» The task
Each line should be copied exactly.

» Data for this task
····················
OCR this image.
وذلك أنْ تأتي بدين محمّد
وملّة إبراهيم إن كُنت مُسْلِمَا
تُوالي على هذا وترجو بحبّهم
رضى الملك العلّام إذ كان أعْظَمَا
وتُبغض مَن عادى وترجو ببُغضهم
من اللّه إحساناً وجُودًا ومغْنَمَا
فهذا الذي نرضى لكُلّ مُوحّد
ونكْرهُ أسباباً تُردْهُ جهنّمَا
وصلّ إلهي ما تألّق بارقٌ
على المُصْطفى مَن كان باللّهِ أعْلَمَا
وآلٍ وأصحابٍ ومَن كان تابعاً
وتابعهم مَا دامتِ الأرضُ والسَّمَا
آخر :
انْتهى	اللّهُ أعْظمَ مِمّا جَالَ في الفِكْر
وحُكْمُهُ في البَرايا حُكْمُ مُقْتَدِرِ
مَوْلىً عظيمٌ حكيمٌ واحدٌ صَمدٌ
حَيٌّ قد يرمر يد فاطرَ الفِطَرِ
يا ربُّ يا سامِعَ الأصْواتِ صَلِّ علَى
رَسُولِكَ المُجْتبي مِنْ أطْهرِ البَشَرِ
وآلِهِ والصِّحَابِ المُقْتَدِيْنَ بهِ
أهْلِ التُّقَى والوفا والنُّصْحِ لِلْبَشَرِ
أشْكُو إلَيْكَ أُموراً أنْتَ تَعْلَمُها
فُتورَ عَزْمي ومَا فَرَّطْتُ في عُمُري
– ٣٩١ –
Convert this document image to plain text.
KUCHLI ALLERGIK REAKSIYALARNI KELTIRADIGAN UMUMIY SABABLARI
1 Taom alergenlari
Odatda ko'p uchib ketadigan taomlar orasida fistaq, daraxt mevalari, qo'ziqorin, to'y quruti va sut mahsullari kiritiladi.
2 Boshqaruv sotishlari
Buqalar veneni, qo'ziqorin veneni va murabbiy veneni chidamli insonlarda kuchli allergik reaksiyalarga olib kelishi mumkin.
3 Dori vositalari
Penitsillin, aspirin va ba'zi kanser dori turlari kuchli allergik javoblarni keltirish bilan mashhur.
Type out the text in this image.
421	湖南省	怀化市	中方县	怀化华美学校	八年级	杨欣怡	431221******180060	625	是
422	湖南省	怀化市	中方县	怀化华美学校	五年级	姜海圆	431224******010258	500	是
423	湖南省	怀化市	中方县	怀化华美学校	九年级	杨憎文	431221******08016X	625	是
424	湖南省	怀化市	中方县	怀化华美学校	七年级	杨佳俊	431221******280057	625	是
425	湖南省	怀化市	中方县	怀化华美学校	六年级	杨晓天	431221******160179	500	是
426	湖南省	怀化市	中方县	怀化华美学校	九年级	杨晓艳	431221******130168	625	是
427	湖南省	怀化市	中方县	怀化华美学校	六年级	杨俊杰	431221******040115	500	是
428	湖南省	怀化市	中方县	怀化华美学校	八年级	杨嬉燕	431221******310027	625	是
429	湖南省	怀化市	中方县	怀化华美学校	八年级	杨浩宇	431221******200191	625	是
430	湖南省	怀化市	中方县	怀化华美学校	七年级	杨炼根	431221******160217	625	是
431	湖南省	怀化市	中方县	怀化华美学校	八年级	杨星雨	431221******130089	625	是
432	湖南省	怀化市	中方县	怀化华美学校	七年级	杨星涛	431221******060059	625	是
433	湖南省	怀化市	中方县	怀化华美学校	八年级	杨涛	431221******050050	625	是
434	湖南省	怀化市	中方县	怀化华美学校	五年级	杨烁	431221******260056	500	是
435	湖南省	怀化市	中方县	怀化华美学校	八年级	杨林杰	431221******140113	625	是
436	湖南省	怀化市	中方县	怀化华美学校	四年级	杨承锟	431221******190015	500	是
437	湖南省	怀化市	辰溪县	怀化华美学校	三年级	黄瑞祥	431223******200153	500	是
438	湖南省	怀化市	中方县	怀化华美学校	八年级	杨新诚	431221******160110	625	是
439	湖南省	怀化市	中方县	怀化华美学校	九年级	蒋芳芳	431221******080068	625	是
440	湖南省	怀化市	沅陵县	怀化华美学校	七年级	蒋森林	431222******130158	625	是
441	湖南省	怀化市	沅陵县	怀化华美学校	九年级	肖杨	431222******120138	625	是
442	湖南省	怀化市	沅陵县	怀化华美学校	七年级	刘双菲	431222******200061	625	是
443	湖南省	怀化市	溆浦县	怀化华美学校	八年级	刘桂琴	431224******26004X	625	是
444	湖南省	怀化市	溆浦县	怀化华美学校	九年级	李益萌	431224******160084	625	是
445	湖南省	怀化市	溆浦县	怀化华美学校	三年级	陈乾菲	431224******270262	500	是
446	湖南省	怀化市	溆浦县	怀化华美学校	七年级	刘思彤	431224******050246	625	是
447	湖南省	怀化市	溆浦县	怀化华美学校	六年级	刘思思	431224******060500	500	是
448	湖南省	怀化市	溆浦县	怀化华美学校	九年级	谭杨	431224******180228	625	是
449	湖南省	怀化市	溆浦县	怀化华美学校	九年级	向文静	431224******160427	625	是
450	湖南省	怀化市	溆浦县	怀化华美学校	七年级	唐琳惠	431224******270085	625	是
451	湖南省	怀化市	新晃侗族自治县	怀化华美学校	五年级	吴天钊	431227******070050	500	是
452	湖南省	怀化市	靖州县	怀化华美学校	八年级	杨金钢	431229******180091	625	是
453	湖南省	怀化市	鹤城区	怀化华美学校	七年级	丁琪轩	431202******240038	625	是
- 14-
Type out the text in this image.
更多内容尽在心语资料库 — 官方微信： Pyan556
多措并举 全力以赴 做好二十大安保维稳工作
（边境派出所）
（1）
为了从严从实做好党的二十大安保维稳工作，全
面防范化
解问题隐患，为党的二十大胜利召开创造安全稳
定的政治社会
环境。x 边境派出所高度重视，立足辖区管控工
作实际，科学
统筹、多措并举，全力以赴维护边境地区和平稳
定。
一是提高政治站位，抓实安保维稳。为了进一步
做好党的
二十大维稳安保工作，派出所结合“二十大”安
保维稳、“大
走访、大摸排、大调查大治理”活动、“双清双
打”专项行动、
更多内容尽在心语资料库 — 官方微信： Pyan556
····················
» Response for this exercise
OCR this image.
وذلك أنْ تأتي بدين محمّد
وملّة إبراهيم إن كُنت مُسْلِمَا
تُوالي على هذا وترجو بحبّهم
رضى الملك العلّام إذ كان أعْظَمَا
وتُبغض مَن عادى وترجو ببُغضهم
من اللّه إحساناً وجُودًا ومغْنَمَا
فهذا الذي نرضى لكُلّ مُوحّد
ونكْرهُ أسباباً تُردْهُ جهنّمَا
وصلّ إلهي ما تألّق بارقٌ
على المُصْطفى مَن كان باللّهِ أعْلَمَا
وآلٍ وأصحابٍ ومَن كان تابعاً
وتابعهم مَا دامتِ الأرضُ والسَّمَا
آخر :
انْتهى	اللّهُ أعْظمَ مِمّا جَالَ في الفِكْر
وحُكْمُهُ في البَرايا حُكْمُ مُقْتَدِرِ
مَوْلىً عظيمٌ حكيمٌ واحدٌ صَمدٌ
حَيٌّ قد يرمر يد فاطرَ الفِطَرِ
يا ربُّ يا سامِعَ الأصْواتِ صَلِّ علَى
رَسُولِكَ المُجْتبي مِنْ أطْهرِ البَشَرِ
وآلِهِ والصِّحَابِ المُقْتَدِيْنَ بهِ
أهْلِ التُّقَى والوفا والنُّصْحِ لِلْبَشَرِ
أشْكُو إلَيْكَ أُموراً أنْتَ تَعْلَمُها
فُتورَ عَزْمي ومَا فَرَّطْتُ في عُمُري
– ٣٩١ –
Convert this document image to plain text.
KUCHLI ALLERGIK REAKSIYALARNI KELTIRADIGAN UMUMIY SABABLARI
1 Taom alergenlari
Odatda ko'p uchib ketadigan taomlar orasida fistaq, daraxt mevalari, qo'ziqorin, to'y quruti va sut mahsullari kiritiladi.
2 Boshqaruv sotishlari
Buqalar veneni, qo'ziqorin veneni va murabbiy veneni chidamli insonlarda kuchli allergik reaksiyalarga olib kelishi mumkin.
3 Dori vositalari
Penitsillin, aspirin va ba'zi kanser dori turlari kuchli allergik javoblarni keltirish bilan mashhur.
Type out the text in this image.
421	湖南省	怀化市	中方县	怀化华美学校	八年级	杨欣怡	431221******180060	625	是
422	湖南省	怀化市	中方县	怀化华美学校	五年级	姜海圆	431224******010258	500	是
423	湖南省	怀化市	中方县	怀化华美学校	九年级	杨憎文	431221******08016X	625	是
424	湖南省	怀化市	中方县	怀化华美学校	七年级	杨佳俊	431221******280057	625	是
425	湖南省	怀化市	中方县	怀化华美学校	六年级	杨晓天	431221******160179	500	是
426	湖南省	怀化市	中方县	怀化华美学校	九年级	杨晓艳	431221******130168	625	是
427	湖南省	怀化市	中方县	怀化华美学校	六年级	杨俊杰	431221******040115	500	是
428	湖南省	怀化市	中方县	怀化华美学校	八年级	杨嬉燕	431221******310027	625	是
429	湖南省	怀化市	中方县	怀化华美学校	八年级	杨浩宇	431221******200191	625	是
430	湖南省	怀化市	中方县	怀化华美学校	七年级	杨炼根	431221******160217	625	是
431	湖南省	怀化市	中方县	怀化华美学校	八年级	杨星雨	431221******130089	625	是
432	湖南省	怀化市	中方县	怀化华美学校	七年级	杨星涛	431221******060059	625	是
433	湖南省	怀化市	中方县	怀化华美学校	八年级	杨涛	431221******050050	625	是
434	湖南省	怀化市	中方县	怀化华美学校	五年级	杨烁	431221******260056	500	是
435	湖南省	怀化市	中方县	怀化华美学校	八年级	杨林杰	431221******140113	625	是
436	湖南省	怀化市	中方县	怀化华美学校	四年级	杨承锟	431221******190015	500	是
437	湖南省	怀化市	辰溪县	怀化华美学校	三年级	黄瑞祥	431223******200153	500	是
438	湖南省	怀化市	中方县	怀化华美学校	八年级	杨新诚	431221******160110	625	是
439	湖南省	怀化市	中方县	怀化华美学校	九年级	蒋芳芳	431221******080068	625	是
440	湖南省	怀化市	沅陵县	怀化华美学校	七年级	蒋森林	431222******130158	625	是
441	湖南省	怀化市	沅陵县	怀化华美学校	九年级	肖杨	431222******120138	625	是
442	湖南省	怀化市	沅陵县	怀化华美学校	七年级	刘双菲	431222******200061	625	是
443	湖南省	怀化市	溆浦县	怀化华美学校	八年级	刘桂琴	431224******26004X	625	是
444	湖南省	怀化市	溆浦县	怀化华美学校	九年级	李益萌	431224******160084	625	是
445	湖南省	怀化市	溆浦县	怀化华美学校	三年级	陈乾菲	431224******270262	500	是
446	湖南省	怀化市	溆浦县	怀化华美学校	七年级	刘思彤	431224******050246	625	是
447	湖南省	怀化市	溆浦县	怀化华美学校	六年级	刘思思	431224******060500	500	是
448	湖南省	怀化市	溆浦县	怀化华美学校	九年级	谭杨	431224******180228	625	是
449	湖南省	怀化市	溆浦县	怀化华美学校	九年级	向文静	431224******160427	625	是
450	湖南省	怀化市	溆浦县	怀化华美学校	七年级	唐琳惠	431224******270085	625	是
451	湖南省	怀化市	新晃侗族自治县	怀化华美学校	五年级	吴天钊	431227******070050	500	是
452	湖南省	怀化市	靖州县	怀化华美学校	八年级	杨金钢	431229******180091	625	是
453	湖南省	怀化市	鹤城区	怀化华美学校	七年级	丁琪轩	431202******240038	625	是
- 14-
Type out the text in this image.
更多内容尽在心语资料库 — 官方微信： Pyan556
多措并举 全力以赴 做好二十大安保维稳工作
（边境派出所）
（1）
为了从严从实做好党的二十大安保维稳工作，全
面防范化
解问题隐患，为党的二十大胜利召开创造安全稳
定的政治社会
环境。x 边境派出所高度重视，立足辖区管控工
作实际，科学
统筹、多措并举，全力以赴维护边境地区和平稳
定。
一是提高政治站位，抓实安保维稳。为了进一步
做好党的
二十大维稳安保工作，派出所结合“二十大”安
保维稳、“大
走访、大摸排、大调查大治理”活动、“双清双
打”专项行动、
更多内容尽在心语资料库 — 官方微信： Pyan556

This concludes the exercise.